Stated exercise =>
Give a verbatim copy of the lines below, minus the pictures.

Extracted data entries
● ● ● ● ●

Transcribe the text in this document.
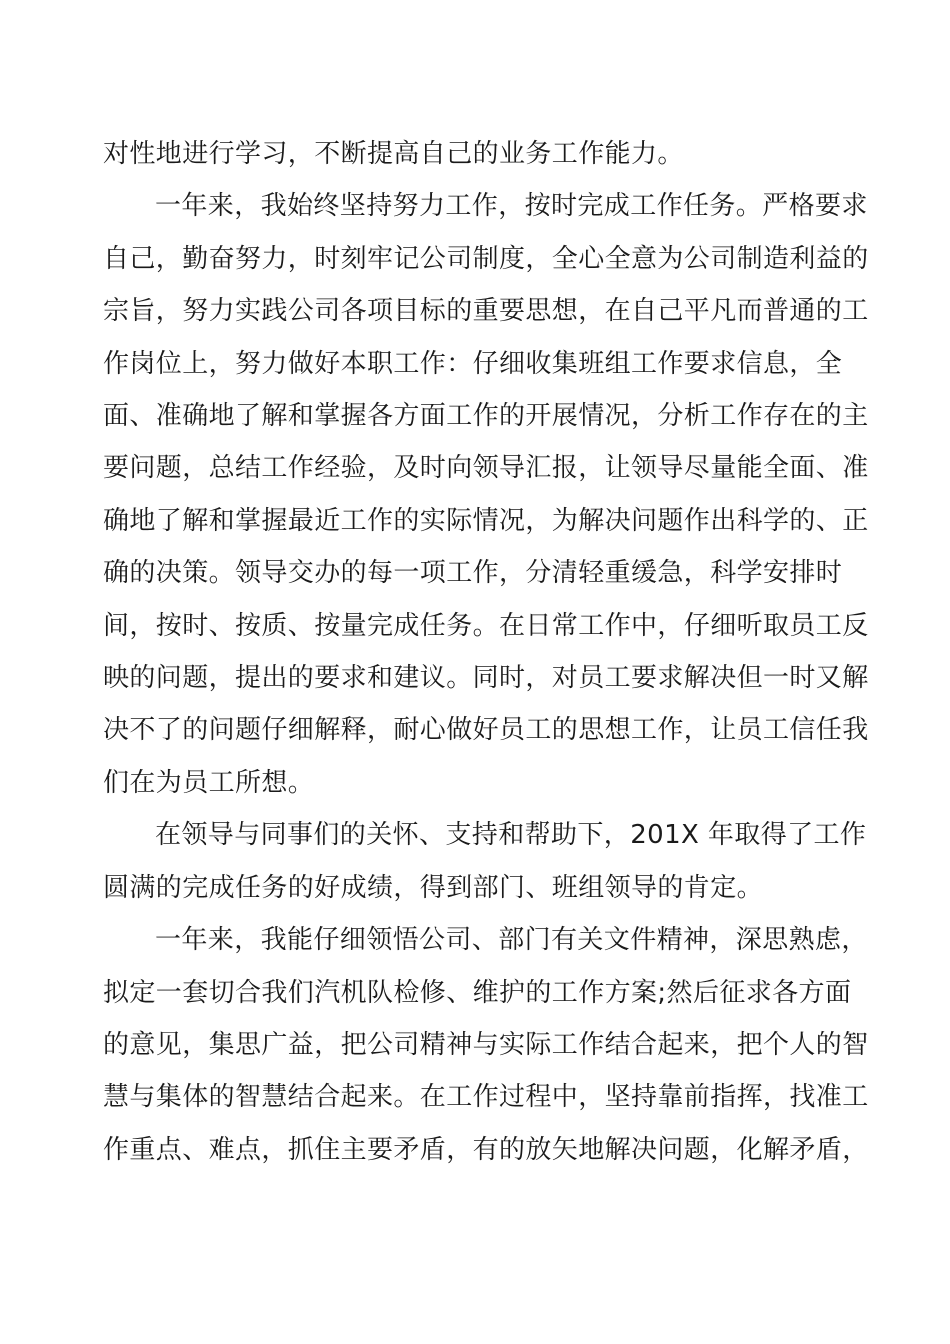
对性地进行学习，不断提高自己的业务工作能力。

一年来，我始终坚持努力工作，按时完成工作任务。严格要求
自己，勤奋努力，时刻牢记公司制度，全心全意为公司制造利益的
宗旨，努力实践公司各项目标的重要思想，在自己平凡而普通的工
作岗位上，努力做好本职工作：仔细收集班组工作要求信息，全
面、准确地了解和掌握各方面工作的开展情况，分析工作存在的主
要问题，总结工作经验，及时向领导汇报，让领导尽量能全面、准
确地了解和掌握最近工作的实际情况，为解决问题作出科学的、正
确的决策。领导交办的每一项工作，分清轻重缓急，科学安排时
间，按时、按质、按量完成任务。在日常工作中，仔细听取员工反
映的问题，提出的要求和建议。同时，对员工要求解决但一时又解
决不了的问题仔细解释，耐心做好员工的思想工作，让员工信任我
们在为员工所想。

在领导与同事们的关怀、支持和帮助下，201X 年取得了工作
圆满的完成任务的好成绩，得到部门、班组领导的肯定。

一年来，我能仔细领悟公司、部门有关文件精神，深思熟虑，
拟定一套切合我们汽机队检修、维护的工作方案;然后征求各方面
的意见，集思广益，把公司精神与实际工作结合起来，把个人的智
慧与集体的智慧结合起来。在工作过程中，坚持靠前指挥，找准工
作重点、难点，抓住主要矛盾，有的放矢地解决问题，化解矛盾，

● ● ● ● ●

Result =>
Transcribe the text in this document.
对性地进行学习，不断提高自己的业务工作能力。

一年来，我始终坚持努力工作，按时完成工作任务。严格要求
自己，勤奋努力，时刻牢记公司制度，全心全意为公司制造利益的
宗旨，努力实践公司各项目标的重要思想，在自己平凡而普通的工
作岗位上，努力做好本职工作：仔细收集班组工作要求信息，全
面、准确地了解和掌握各方面工作的开展情况，分析工作存在的主
要问题，总结工作经验，及时向领导汇报，让领导尽量能全面、准
确地了解和掌握最近工作的实际情况，为解决问题作出科学的、正
确的决策。领导交办的每一项工作，分清轻重缓急，科学安排时
间，按时、按质、按量完成任务。在日常工作中，仔细听取员工反
映的问题，提出的要求和建议。同时，对员工要求解决但一时又解
决不了的问题仔细解释，耐心做好员工的思想工作，让员工信任我
们在为员工所想。

在领导与同事们的关怀、支持和帮助下，201X 年取得了工作
圆满的完成任务的好成绩，得到部门、班组领导的肯定。

一年来，我能仔细领悟公司、部门有关文件精神，深思熟虑，
拟定一套切合我们汽机队检修、维护的工作方案;然后征求各方面
的意见，集思广益，把公司精神与实际工作结合起来，把个人的智
慧与集体的智慧结合起来。在工作过程中，坚持靠前指挥，找准工
作重点、难点，抓住主要矛盾，有的放矢地解决问题，化解矛盾，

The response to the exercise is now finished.